**What you have to do**
Each entry has to be copied exactly, with nothing missed.

**Data shown**

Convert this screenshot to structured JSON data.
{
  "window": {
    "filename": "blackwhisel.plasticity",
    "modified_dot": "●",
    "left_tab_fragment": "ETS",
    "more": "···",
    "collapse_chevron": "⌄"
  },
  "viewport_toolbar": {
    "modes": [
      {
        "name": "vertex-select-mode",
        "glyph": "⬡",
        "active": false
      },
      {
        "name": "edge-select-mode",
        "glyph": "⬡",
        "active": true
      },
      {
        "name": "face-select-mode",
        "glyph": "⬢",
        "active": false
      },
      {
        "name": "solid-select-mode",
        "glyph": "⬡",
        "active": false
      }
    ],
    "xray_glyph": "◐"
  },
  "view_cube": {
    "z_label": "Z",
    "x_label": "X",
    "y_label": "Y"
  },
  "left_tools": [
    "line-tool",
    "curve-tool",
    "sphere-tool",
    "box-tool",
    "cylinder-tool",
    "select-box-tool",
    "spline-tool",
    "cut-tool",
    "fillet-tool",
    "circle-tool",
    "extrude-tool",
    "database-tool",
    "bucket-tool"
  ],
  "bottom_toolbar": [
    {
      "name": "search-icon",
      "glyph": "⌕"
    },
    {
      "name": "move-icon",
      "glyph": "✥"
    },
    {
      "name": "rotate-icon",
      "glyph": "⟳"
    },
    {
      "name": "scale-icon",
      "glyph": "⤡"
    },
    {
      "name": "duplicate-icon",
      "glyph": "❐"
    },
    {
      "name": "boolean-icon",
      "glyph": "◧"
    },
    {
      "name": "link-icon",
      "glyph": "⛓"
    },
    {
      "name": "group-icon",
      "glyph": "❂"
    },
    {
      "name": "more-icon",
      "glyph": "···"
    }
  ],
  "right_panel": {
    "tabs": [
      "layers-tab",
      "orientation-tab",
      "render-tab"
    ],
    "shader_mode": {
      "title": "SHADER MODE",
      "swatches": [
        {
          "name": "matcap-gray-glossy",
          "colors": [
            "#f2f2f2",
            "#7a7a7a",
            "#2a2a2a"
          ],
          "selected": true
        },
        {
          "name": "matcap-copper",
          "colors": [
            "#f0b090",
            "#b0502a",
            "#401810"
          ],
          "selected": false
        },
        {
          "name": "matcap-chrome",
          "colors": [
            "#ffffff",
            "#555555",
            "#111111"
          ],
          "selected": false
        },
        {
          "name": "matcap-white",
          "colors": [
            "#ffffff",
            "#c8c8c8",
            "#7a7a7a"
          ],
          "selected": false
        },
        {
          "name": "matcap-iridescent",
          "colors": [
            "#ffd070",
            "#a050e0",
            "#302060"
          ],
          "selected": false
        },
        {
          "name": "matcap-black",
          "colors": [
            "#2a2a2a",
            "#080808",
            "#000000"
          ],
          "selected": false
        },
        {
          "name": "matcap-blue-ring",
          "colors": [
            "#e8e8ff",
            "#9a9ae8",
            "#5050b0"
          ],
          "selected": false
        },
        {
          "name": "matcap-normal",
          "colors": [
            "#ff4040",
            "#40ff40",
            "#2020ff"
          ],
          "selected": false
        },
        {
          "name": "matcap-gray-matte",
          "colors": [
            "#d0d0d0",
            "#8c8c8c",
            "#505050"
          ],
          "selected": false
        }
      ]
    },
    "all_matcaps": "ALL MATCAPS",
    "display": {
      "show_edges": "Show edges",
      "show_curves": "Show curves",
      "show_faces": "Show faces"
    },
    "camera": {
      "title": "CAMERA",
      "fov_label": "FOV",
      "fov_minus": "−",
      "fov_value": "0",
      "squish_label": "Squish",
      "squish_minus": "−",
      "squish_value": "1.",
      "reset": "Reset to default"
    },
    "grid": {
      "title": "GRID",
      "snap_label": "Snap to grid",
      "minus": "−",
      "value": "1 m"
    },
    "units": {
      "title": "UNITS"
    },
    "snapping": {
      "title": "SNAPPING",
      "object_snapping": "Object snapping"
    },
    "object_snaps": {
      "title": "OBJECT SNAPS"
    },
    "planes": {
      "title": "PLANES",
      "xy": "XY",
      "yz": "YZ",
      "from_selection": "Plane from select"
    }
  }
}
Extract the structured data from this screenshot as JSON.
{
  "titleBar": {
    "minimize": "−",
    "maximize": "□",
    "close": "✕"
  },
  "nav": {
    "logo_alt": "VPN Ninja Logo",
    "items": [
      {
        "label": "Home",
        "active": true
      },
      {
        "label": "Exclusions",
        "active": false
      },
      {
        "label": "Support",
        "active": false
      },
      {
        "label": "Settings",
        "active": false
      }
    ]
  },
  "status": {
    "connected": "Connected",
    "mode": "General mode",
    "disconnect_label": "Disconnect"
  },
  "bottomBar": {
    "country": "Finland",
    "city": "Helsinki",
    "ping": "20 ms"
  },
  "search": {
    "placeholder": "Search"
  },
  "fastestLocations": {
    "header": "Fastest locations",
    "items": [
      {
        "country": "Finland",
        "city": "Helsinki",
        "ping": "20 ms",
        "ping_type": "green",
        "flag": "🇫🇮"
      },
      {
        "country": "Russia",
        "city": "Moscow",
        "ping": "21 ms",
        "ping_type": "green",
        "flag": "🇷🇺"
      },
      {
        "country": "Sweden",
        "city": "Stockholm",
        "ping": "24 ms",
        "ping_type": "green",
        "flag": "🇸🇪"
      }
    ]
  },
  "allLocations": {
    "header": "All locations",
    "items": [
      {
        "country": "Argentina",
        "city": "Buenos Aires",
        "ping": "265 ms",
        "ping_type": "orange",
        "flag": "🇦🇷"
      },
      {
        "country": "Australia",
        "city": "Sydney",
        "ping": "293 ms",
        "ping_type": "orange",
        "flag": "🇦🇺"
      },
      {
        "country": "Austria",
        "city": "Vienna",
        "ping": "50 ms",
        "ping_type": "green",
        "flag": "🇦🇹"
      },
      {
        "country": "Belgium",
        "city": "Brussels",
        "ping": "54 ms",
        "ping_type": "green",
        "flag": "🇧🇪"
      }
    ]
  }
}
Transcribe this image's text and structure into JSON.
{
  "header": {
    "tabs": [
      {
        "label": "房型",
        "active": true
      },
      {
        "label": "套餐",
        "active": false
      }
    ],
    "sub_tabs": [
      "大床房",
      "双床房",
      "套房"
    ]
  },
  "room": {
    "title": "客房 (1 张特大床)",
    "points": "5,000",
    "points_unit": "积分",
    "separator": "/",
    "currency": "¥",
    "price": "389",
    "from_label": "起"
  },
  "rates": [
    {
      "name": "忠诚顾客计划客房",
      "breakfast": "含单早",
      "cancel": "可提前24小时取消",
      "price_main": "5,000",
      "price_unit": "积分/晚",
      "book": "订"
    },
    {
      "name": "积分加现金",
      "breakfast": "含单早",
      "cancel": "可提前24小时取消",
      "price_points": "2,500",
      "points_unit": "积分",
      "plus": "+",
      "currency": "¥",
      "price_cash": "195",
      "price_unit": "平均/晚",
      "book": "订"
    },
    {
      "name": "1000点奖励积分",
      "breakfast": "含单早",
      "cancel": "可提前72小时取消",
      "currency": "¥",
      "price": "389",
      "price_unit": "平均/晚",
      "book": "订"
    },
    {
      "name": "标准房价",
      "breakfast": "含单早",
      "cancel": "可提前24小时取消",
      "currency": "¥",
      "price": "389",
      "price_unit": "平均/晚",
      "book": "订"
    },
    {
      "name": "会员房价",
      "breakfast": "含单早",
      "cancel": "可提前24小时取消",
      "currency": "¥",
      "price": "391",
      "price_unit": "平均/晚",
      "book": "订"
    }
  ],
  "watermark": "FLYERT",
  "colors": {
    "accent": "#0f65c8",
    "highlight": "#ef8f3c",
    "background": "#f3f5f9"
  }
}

**Reply to the task**
Convert this screenshot to structured JSON data.
{
  "window": {
    "filename": "blackwhisel.plasticity",
    "modified_dot": "●",
    "left_tab_fragment": "ETS",
    "more": "···",
    "collapse_chevron": "⌄"
  },
  "viewport_toolbar": {
    "modes": [
      {
        "name": "vertex-select-mode",
        "glyph": "⬡",
        "active": false
      },
      {
        "name": "edge-select-mode",
        "glyph": "⬡",
        "active": true
      },
      {
        "name": "face-select-mode",
        "glyph": "⬢",
        "active": false
      },
      {
        "name": "solid-select-mode",
        "glyph": "⬡",
        "active": false
      }
    ],
    "xray_glyph": "◐"
  },
  "view_cube": {
    "z_label": "Z",
    "x_label": "X",
    "y_label": "Y"
  },
  "left_tools": [
    "line-tool",
    "curve-tool",
    "sphere-tool",
    "box-tool",
    "cylinder-tool",
    "select-box-tool",
    "spline-tool",
    "cut-tool",
    "fillet-tool",
    "circle-tool",
    "extrude-tool",
    "database-tool",
    "bucket-tool"
  ],
  "bottom_toolbar": [
    {
      "name": "search-icon",
      "glyph": "⌕"
    },
    {
      "name": "move-icon",
      "glyph": "✥"
    },
    {
      "name": "rotate-icon",
      "glyph": "⟳"
    },
    {
      "name": "scale-icon",
      "glyph": "⤡"
    },
    {
      "name": "duplicate-icon",
      "glyph": "❐"
    },
    {
      "name": "boolean-icon",
      "glyph": "◧"
    },
    {
      "name": "link-icon",
      "glyph": "⛓"
    },
    {
      "name": "group-icon",
      "glyph": "❂"
    },
    {
      "name": "more-icon",
      "glyph": "···"
    }
  ],
  "right_panel": {
    "tabs": [
      "layers-tab",
      "orientation-tab",
      "render-tab"
    ],
    "shader_mode": {
      "title": "SHADER MODE",
      "swatches": [
        {
          "name": "matcap-gray-glossy",
          "colors": [
            "#f2f2f2",
            "#7a7a7a",
            "#2a2a2a"
          ],
          "selected": true
        },
        {
          "name": "matcap-copper",
          "colors": [
            "#f0b090",
            "#b0502a",
            "#401810"
          ],
          "selected": false
        },
        {
          "name": "matcap-chrome",
          "colors": [
            "#ffffff",
            "#555555",
            "#111111"
          ],
          "selected": false
        },
        {
          "name": "matcap-white",
          "colors": [
            "#ffffff",
            "#c8c8c8",
            "#7a7a7a"
          ],
          "selected": false
        },
        {
          "name": "matcap-iridescent",
          "colors": [
            "#ffd070",
            "#a050e0",
            "#302060"
          ],
          "selected": false
        },
        {
          "name": "matcap-black",
          "colors": [
            "#2a2a2a",
            "#080808",
            "#000000"
          ],
          "selected": false
        },
        {
          "name": "matcap-blue-ring",
          "colors": [
            "#e8e8ff",
            "#9a9ae8",
            "#5050b0"
          ],
          "selected": false
        },
        {
          "name": "matcap-normal",
          "colors": [
            "#ff4040",
            "#40ff40",
            "#2020ff"
          ],
          "selected": false
        },
        {
          "name": "matcap-gray-matte",
          "colors": [
            "#d0d0d0",
            "#8c8c8c",
            "#505050"
          ],
          "selected": false
        }
      ]
    },
    "all_matcaps": "ALL MATCAPS",
    "display": {
      "show_edges": "Show edges",
      "show_curves": "Show curves",
      "show_faces": "Show faces"
    },
    "camera": {
      "title": "CAMERA",
      "fov_label": "FOV",
      "fov_minus": "−",
      "fov_value": "0",
      "squish_label": "Squish",
      "squish_minus": "−",
      "squish_value": "1.",
      "reset": "Reset to default"
    },
    "grid": {
      "title": "GRID",
      "snap_label": "Snap to grid",
      "minus": "−",
      "value": "1 m"
    },
    "units": {
      "title": "UNITS"
    },
    "snapping": {
      "title": "SNAPPING",
      "object_snapping": "Object snapping"
    },
    "object_snaps": {
      "title": "OBJECT SNAPS"
    },
    "planes": {
      "title": "PLANES",
      "xy": "XY",
      "yz": "YZ",
      "from_selection": "Plane from select"
    }
  }
}
Extract the structured data from this screenshot as JSON.
{
  "titleBar": {
    "minimize": "−",
    "maximize": "□",
    "close": "✕"
  },
  "nav": {
    "logo_alt": "VPN Ninja Logo",
    "items": [
      {
        "label": "Home",
        "active": true
      },
      {
        "label": "Exclusions",
        "active": false
      },
      {
        "label": "Support",
        "active": false
      },
      {
        "label": "Settings",
        "active": false
      }
    ]
  },
  "status": {
    "connected": "Connected",
    "mode": "General mode",
    "disconnect_label": "Disconnect"
  },
  "bottomBar": {
    "country": "Finland",
    "city": "Helsinki",
    "ping": "20 ms"
  },
  "search": {
    "placeholder": "Search"
  },
  "fastestLocations": {
    "header": "Fastest locations",
    "items": [
      {
        "country": "Finland",
        "city": "Helsinki",
        "ping": "20 ms",
        "ping_type": "green",
        "flag": "🇫🇮"
      },
      {
        "country": "Russia",
        "city": "Moscow",
        "ping": "21 ms",
        "ping_type": "green",
        "flag": "🇷🇺"
      },
      {
        "country": "Sweden",
        "city": "Stockholm",
        "ping": "24 ms",
        "ping_type": "green",
        "flag": "🇸🇪"
      }
    ]
  },
  "allLocations": {
    "header": "All locations",
    "items": [
      {
        "country": "Argentina",
        "city": "Buenos Aires",
        "ping": "265 ms",
        "ping_type": "orange",
        "flag": "🇦🇷"
      },
      {
        "country": "Australia",
        "city": "Sydney",
        "ping": "293 ms",
        "ping_type": "orange",
        "flag": "🇦🇺"
      },
      {
        "country": "Austria",
        "city": "Vienna",
        "ping": "50 ms",
        "ping_type": "green",
        "flag": "🇦🇹"
      },
      {
        "country": "Belgium",
        "city": "Brussels",
        "ping": "54 ms",
        "ping_type": "green",
        "flag": "🇧🇪"
      }
    ]
  }
}
Transcribe this image's text and structure into JSON.
{
  "header": {
    "tabs": [
      {
        "label": "房型",
        "active": true
      },
      {
        "label": "套餐",
        "active": false
      }
    ],
    "sub_tabs": [
      "大床房",
      "双床房",
      "套房"
    ]
  },
  "room": {
    "title": "客房 (1 张特大床)",
    "points": "5,000",
    "points_unit": "积分",
    "separator": "/",
    "currency": "¥",
    "price": "389",
    "from_label": "起"
  },
  "rates": [
    {
      "name": "忠诚顾客计划客房",
      "breakfast": "含单早",
      "cancel": "可提前24小时取消",
      "price_main": "5,000",
      "price_unit": "积分/晚",
      "book": "订"
    },
    {
      "name": "积分加现金",
      "breakfast": "含单早",
      "cancel": "可提前24小时取消",
      "price_points": "2,500",
      "points_unit": "积分",
      "plus": "+",
      "currency": "¥",
      "price_cash": "195",
      "price_unit": "平均/晚",
      "book": "订"
    },
    {
      "name": "1000点奖励积分",
      "breakfast": "含单早",
      "cancel": "可提前72小时取消",
      "currency": "¥",
      "price": "389",
      "price_unit": "平均/晚",
      "book": "订"
    },
    {
      "name": "标准房价",
      "breakfast": "含单早",
      "cancel": "可提前24小时取消",
      "currency": "¥",
      "price": "389",
      "price_unit": "平均/晚",
      "book": "订"
    },
    {
      "name": "会员房价",
      "breakfast": "含单早",
      "cancel": "可提前24小时取消",
      "currency": "¥",
      "price": "391",
      "price_unit": "平均/晚",
      "book": "订"
    }
  ],
  "watermark": "FLYERT",
  "colors": {
    "accent": "#0f65c8",
    "highlight": "#ef8f3c",
    "background": "#f3f5f9"
  }
}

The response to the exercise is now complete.